Text provided:

# # # # # # #

JAMSTEC > Research Institute for Global Change (RIGC) > Institute of Arctic Climate and Environment Research (IACE)  > Arctic Observation Technology Development Group

Institute of Arctic Climate and Environment Research (IACE)

Arctic Observation Technology Development Group

Using New Observation Technologies to Pioneer a World Never before Seen

IACE not only performs studies, research, and simulations in a variety of fields, but also devotes effort to developing measuring instruments and observation technologies. In order to conduct trouble-free observations and collect even more data and samples in the Arctic, which is a harsh environment not only for human beings but also for measuring instruments, the Arctic Observation Technology Development Group uses its engineering expertise in our efforts for instrument improvement, stable operation, and for technological innovation.

# # # # # # #

What this exercise asks:
**a.** Quote the stretch of the text on the Arctic Observation Technology Development Group from "Using New Observation" through "for technological innovation.".
**b.** Summarize the text on the Arctic Observation Technology Development Group in two sentences.
**c.** Proceed with the text on the Arctic Observation Technology Development Group, starting right after its final sentence.
The rows that come next have no connection to the text about the Arctic Observation Technology Development Group.

# # # # # # #

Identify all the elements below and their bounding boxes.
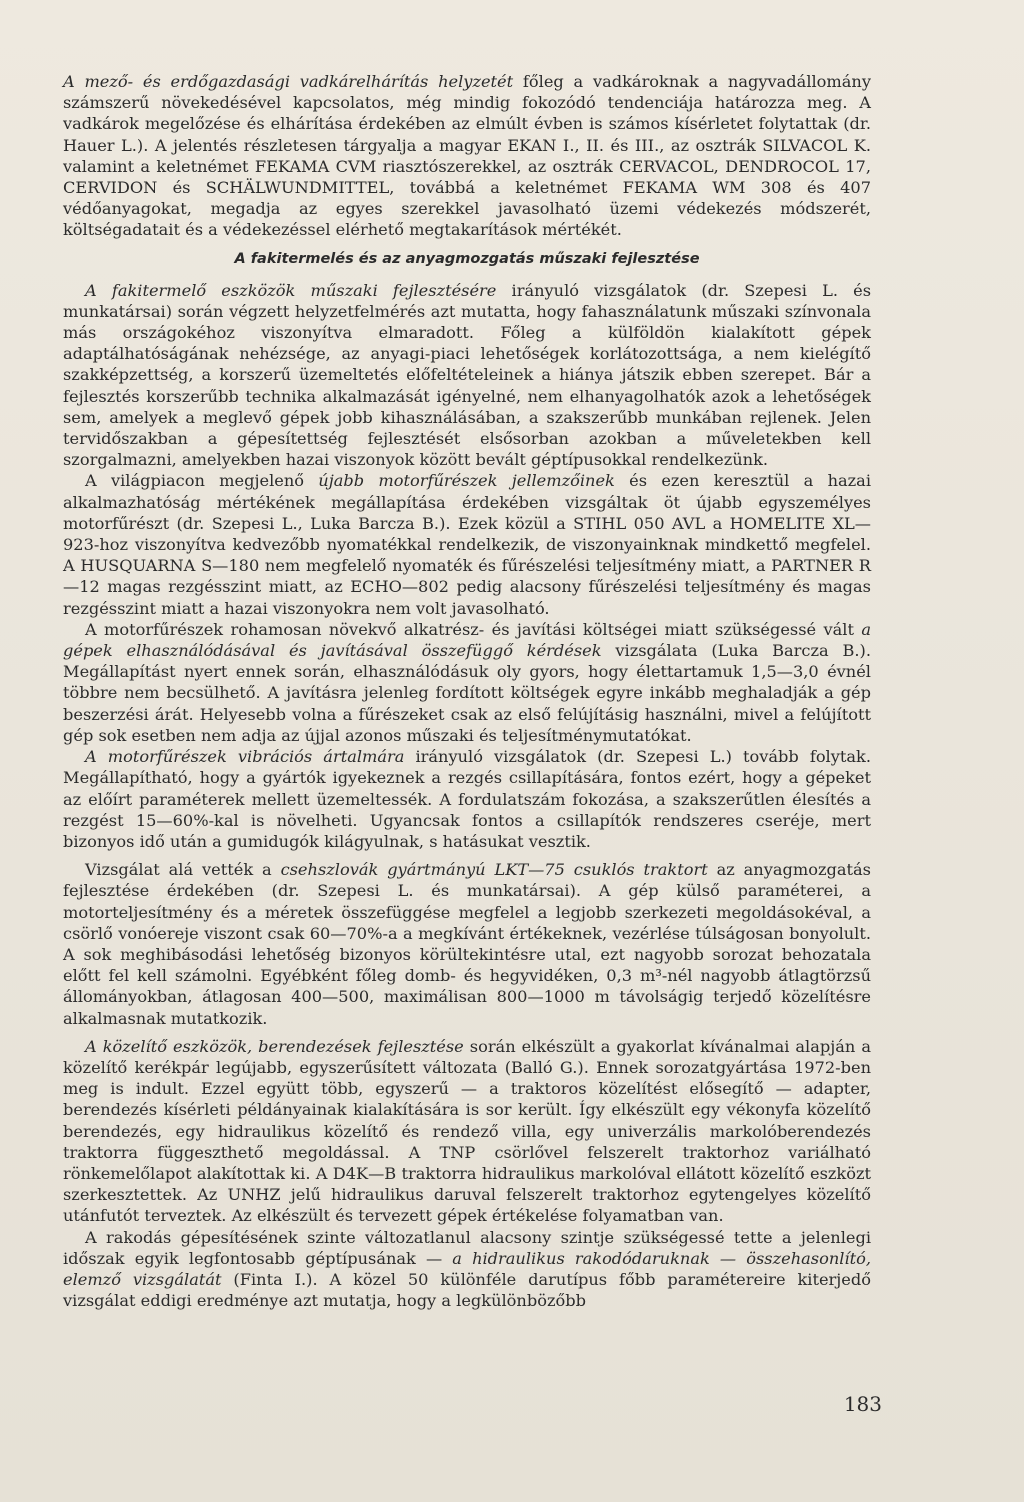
paragraph-text: Vizsgálat alá vették a — [85, 860, 281, 880]
spacer — [63, 241, 871, 248]
section-heading: A fakitermelés és az anyagmozgatás műszaki fejlesztése — [234, 250, 700, 267]
paragraph-wear-repair — [63, 619, 871, 746]
paragraph-text: főleg a vadkároknak a nagyvadállomány számszerű növekedésével kapcsolatos, még mindig fokozódó tendenciája határozza meg. A vadkárok megelőzése és elhárítása érdekében az elmúlt évben is számos kísérletet folytattak (dr. Hauer L.). A jelentés részletesen tárgyalja a magyar EKAN I., II. és III., az osztrák SILVACOL K. valamint a keletnémet FEKAMA CVM riasztószerekkel, az osztrák CERVACOL, DENDROCOL 17, CERVIDON és SCHÄLWUNDMITTEL, továbbá a keletnémet FEKAMA WM 308 és 407 védőanyagokat, megadja az egyes szerekkel javasolható üzemi védekezés módszerét, költségadatait és a védekezéssel elérhető megtakarítások mértékét. — [63, 72, 871, 240]
paragraph-lead: A motorfűrészek vibrációs ártalmára — [85, 747, 405, 767]
paragraph-lead: A mező- és erdőgazdasági vadkárelhárítás helyzetét — [63, 72, 514, 91]
paragraph-emphasis: csehszlovák gyártmányú LKT—75 csuklós traktort — [280, 860, 708, 880]
paragraph-emphasis: újabb motorfűrészek jellemzőinek — [318, 471, 615, 491]
paragraph-text: A rakodás gépesítésének szinte változatlanul alacsony szintje szükségessé tette a jelenlegi időszak egyik legfontosabb géptípusának — — [63, 1227, 871, 1268]
paragraph-logging-tools — [63, 280, 871, 471]
paragraph-wildlife-damage — [63, 71, 871, 241]
paragraph-text: az anyagmozgatás fejlesztése érdekében (dr. Szepesi L. és munkatársai). A gép külső paraméterei, a motorteljesítmény és a méretek összefüggése megfelel a legjobb szerkezeti megoldásokéval, a csörlő vonóereje viszont csak 60—70%-a a megkívánt értékeknek, vezérlése túlságosan bonyolult. A sok meghibásodási lehetőség bizonyos körültekintésre utal, ezt nagyobb sorozat behozatala előtt fel kell számolni. Egyébként főleg domb- és hegyvidéken, 0,3 m³-nél nagyobb átlagtörzsű állományokban, átlagosan 400—500, maximálisan 800—1000 m távolságig terjedő közelítésre alkalmasnak mutatkozik. — [63, 860, 871, 1028]
paragraph-loading — [63, 1227, 871, 1312]
paragraph-text: irányuló vizsgálatok (dr. Szepesi L. és munkatársai) során végzett helyzetfelmérés azt mutatta, hogy fahasználatunk műszaki színvonala más országokéhoz viszonyítva elmaradott. Főleg a külföldön kialakított gépek adaptálhatóságának nehézsége, az anyagi-piaci lehetőségek korlátozottsága, a nem kielégítő szakképzettség, a korszerű üzemeltetés előfeltételeinek a hiánya játszik ebben szerepet. Bár a fejlesztés korszerűbb technika alkalmazását igényelné, nem elhanyagolhatók azok a lehetőségek sem, amelyek a meglevő gépek jobb kihasználásában, a szakszerűbb munkában rejlenek. Jelen tervidőszakban a gépesítettség fejlesztését elsősorban azokban a műveletekben kell szorgalmazni, amelyekben hazai viszonyok között bevált géptípusokkal rendelkezünk. — [63, 280, 871, 470]
paragraph-tractor — [63, 859, 871, 1029]
paragraph-text: (Finta I.). A közel 50 különféle darutípus főbb paramétereire kiterjedő vizsgálat eddigi eredménye azt mutatja, hogy a legkülönbözőbb — [63, 1269, 871, 1311]
paragraph-skidding — [63, 1036, 871, 1227]
paragraph-text: irányuló vizsgálatok (dr. Szepesi L.) tovább folytak. Megállapítható, hogy a gyártók igyekeznek a rezgés csillapítására, fontos ezért, hogy a gépeket az előírt paraméterek mellett üzemeltessék. A fordulatszám fokozása, a szakszerűtlen élesítés a rezgést 15—60%-kal is növelheti. Ugyancsak fontos a csillapítók rendszeres cseréje, mert bizonyos idő után a gumidugók kilágyulnak, s hatásukat vesztik. — [63, 747, 871, 851]
paragraph-lead: A fakitermelő eszközök műszaki fejlesztésére — [85, 280, 497, 300]
page-number: 183 — [843, 1392, 882, 1416]
paragraph-chainsaws — [63, 470, 871, 618]
paragraph-text: és ezen keresztül a hazai alkalmazhatóság mértékének megállapítása érdekében vizsgáltak öt újabb egyszemélyes motorfűrészt (dr. Szepesi L., Luka Barcza B.). Ezek közül a STIHL 050 AVL a HOMELITE XL—923-hoz viszonyítva kedvezőbb nyomatékkal rendelkezik, de viszonyainknak mindkettő megfelel. A HUSQUARNA S—180 nem megfelelő nyomaték és fűrészelési teljesítmény miatt, a PARTNER R—12 magas rezgésszint miatt, az ECHO—802 pedig alacsony fűrészelési teljesítmény és magas rezgésszint miatt a hazai viszonyokra nem volt javasolható. — [63, 471, 872, 618]
paragraph-text: vizsgálata (Luka Barcza B.). Megállapítást nyert ennek során, elhasználódásuk oly gyors, hogy élettartamuk 1,5—3,0 évnél többre nem becsülhető. A javításra jelenleg fordított költségek egyre inkább meghaladják a gép beszerzési árát. Helyesebb volna a fűrészeket csak az első felújításig használni, mivel a felújított gép sok esetben nem adja az újjal azonos műszaki és teljesítménymutatókat. — [63, 641, 872, 745]
paragraph-emphasis: a hidraulikus rakodódaruknak — összehasonlító, elemző vizsgálatát — [63, 1248, 871, 1289]
paragraph-text: A motorfűrészek rohamosan növekvő alkatrész- és javítási költségei miatt szükségessé vált — [85, 619, 862, 639]
article-body — [63, 71, 871, 1311]
paragraph-emphasis: a gépek elhasználódásával és javításával összefüggő kérdések — [63, 619, 871, 661]
paragraph-text: A világpiacon megjelenő — [85, 471, 319, 491]
spacer — [63, 852, 871, 859]
paragraph-vibration — [63, 746, 871, 852]
paragraph-lead: A közelítő eszközök, berendezések fejlesztése — [85, 1036, 464, 1056]
paragraph-text: során elkészült a gyakorlat kívánalmai alapján a közelítő kerékpár legújabb, egyszerűsített változata (Balló G.). Ennek sorozatgyártása 1972-ben meg is indult. Ezzel együtt több, egyszerű — a traktoros közelítést elősegítő — adapter, berendezés kísérleti példányainak kialakítására is sor került. Így elkészült egy vékonyfa közelítő berendezés, egy hidraulikus közelítő és rendező villa, egy univerzális markolóberendezés traktorra függeszthető megoldással. A TNP csörlővel felszerelt traktorhoz variálható rönkemelőlapot alakítottak ki. A D4K—B traktorra hidraulikus markolóval ellátott közelítő eszközt szerkesztettek. Az UNHZ jelű hidraulikus daruval felszerelt traktorhoz egytengelyes közelítő utánfutót terveztek. Az elkészült és tervezett gépek értékelése folyamatban van. — [63, 1036, 871, 1226]
spacer — [63, 1029, 871, 1036]
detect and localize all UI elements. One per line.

# # # # # # #

Responses to the tasks:
**a.**
Using New Observation Technologies to Pioneer a World Never before Seen

IACE not only performs studies, research, and simulations in a variety of fields, but also devotes effort to developing measuring instruments and observation technologies. In order to conduct trouble-free observations and collect even more data and samples in the Arctic, which is a harsh environment not only for human beings but also for measuring instruments, the Arctic Observation Technology Development Group uses its engineering expertise in our efforts for instrument improvement, stable operation, and for technological innovation.

**b.** IACE carries out studies, research, and simulations in many fields and also works on developing measuring instruments and observation technologies. Because the Arctic is harsh for both people and instruments, the Arctic Observation Technology Development Group applies its engineering expertise to instrument improvement, stable operation, and technological innovation so that observations run without trouble and more data and samples can be collected.

**c.**
An instrument often used in oceanographic research is the weather buoy, which can make highly accurate environmental measurements. For example, these buoys can accurately measure water temperature with a precision higher than 1/100°C. In making Arctic observations, these buoys were embedded into the ice to moor them in a way that might be called tethering to the ice; they have been used to take year-round measurements such as sub-ice water temperature and quality in the Arctic environment. But now there are more marine areas where ice disappears in the summer because of global warming, thereby raising the risk that the buoys will be lost and measurements interrupted. Although recent advances have made buoys lighter and easier to install, the installation of one early-model buoy required about six people and heavy equipment. How to reduce costs and the need for human resources while making observations more efficient is a vital consideration in instrument development.

Against this backdrop, researchers around the world desire the development of autonomous underwater vehicles (AUVs). Ships can take people to open water and marginal ice zones, but there are expectations that using AUVs will enable us to make wide-area observations in icebound marine areas, where observations have not been made. In fact, no one has ever seen the sub-ice world. The ability to made observations there freely and safely will surely better our understanding of the Arctic.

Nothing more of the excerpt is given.